- TASK TO COMPLETE -
This exercise asks for every line of the material that contains the word "Community".

- RECORDS FOR THE TASK -

===============

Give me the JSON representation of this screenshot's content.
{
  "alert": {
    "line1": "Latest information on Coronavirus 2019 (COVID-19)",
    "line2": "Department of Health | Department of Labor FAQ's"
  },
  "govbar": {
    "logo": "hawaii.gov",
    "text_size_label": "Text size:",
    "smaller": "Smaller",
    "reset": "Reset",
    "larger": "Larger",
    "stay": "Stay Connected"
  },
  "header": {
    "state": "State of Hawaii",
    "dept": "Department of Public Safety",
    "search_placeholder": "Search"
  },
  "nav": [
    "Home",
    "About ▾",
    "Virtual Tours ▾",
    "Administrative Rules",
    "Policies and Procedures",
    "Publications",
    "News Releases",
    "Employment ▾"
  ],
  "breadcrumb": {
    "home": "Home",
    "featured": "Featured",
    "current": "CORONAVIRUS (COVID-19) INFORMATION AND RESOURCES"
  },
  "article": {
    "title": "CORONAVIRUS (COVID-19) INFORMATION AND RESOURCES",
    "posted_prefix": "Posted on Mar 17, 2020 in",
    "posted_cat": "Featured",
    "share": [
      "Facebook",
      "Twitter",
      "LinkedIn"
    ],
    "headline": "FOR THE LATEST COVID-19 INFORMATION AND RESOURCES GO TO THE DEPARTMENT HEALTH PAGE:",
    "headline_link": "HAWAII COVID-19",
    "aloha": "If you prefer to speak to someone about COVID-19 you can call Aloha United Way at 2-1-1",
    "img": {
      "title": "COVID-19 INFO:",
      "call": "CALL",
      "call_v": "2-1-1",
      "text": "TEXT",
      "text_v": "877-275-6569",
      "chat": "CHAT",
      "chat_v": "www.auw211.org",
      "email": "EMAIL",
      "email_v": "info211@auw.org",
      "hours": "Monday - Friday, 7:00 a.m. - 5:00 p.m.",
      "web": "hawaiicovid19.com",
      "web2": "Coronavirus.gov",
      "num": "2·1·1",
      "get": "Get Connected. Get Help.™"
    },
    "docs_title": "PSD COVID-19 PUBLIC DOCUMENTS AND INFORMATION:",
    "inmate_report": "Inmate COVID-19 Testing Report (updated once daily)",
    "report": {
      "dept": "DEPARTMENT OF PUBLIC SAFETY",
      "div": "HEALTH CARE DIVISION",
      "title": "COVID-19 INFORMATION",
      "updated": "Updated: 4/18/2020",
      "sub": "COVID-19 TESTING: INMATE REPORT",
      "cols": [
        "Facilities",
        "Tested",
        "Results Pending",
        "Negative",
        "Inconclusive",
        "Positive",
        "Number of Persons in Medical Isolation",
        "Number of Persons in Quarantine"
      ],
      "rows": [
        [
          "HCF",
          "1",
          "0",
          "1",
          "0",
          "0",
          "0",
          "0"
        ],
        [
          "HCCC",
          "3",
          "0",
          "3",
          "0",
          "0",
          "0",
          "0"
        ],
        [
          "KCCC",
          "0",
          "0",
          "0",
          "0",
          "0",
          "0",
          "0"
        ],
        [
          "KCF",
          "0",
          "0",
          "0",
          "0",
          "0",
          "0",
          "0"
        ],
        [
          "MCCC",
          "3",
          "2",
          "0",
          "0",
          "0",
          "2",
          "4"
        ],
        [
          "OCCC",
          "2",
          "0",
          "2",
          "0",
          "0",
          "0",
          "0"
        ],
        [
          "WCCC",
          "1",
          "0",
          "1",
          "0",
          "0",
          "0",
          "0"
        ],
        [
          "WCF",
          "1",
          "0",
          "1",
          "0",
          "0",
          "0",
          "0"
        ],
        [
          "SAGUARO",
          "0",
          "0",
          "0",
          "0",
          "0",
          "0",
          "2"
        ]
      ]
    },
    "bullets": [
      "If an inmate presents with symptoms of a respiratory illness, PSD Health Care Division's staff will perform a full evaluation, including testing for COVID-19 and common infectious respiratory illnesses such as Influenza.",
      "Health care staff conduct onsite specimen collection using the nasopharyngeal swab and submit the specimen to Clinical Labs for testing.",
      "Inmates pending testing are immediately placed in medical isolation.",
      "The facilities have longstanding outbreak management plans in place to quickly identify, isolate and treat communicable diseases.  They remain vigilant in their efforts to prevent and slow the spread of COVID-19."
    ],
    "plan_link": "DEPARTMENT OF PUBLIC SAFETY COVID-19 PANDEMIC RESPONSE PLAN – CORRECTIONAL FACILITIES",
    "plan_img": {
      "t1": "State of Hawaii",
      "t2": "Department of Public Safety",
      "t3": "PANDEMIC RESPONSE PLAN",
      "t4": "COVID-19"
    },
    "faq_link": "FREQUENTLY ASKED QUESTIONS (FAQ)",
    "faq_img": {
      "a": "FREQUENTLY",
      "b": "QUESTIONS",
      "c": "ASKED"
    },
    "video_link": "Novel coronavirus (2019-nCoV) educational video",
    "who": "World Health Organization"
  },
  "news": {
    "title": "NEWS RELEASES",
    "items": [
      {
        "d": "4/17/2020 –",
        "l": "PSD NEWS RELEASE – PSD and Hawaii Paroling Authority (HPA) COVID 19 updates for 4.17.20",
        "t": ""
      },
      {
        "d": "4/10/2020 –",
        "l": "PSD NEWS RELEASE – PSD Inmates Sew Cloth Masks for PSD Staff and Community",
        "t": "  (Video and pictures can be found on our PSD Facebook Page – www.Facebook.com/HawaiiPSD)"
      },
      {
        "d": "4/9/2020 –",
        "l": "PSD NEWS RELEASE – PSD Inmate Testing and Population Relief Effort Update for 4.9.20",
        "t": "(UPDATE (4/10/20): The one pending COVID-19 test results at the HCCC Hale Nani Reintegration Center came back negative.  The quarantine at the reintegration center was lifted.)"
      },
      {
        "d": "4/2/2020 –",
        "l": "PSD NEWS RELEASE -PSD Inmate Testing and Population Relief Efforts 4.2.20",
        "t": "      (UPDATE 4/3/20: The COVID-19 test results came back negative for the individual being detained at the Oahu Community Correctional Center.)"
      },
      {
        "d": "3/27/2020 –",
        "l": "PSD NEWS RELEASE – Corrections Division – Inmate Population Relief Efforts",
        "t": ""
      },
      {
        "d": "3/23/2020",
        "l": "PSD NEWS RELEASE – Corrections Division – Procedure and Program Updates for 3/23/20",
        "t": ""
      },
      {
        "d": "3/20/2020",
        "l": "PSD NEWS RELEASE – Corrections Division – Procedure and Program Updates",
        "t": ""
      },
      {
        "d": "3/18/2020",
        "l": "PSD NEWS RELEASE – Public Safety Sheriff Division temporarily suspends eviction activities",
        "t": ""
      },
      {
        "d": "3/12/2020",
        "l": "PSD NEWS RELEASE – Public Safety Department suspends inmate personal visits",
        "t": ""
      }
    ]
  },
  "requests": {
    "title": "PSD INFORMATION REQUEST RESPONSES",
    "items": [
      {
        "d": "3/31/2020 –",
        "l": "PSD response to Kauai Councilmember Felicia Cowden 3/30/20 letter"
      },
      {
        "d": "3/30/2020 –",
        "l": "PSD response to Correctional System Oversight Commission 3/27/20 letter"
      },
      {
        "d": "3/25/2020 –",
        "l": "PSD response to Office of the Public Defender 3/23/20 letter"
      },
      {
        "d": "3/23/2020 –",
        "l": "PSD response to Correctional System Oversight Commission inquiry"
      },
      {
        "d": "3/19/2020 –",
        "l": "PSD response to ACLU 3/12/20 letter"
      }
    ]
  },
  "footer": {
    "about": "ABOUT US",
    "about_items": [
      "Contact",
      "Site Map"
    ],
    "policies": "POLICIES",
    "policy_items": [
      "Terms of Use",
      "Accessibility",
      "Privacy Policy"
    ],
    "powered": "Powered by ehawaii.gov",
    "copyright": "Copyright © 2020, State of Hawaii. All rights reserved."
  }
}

===============

- RESULT -
        "l": "PSD NEWS RELEASE – PSD Inmates Sew Cloth Masks for PSD Staff and Community",
        "t": "      (UPDATE 4/3/20: The COVID-19 test results came back negative for the individual being detained at the Oahu Community Correctional Center.)"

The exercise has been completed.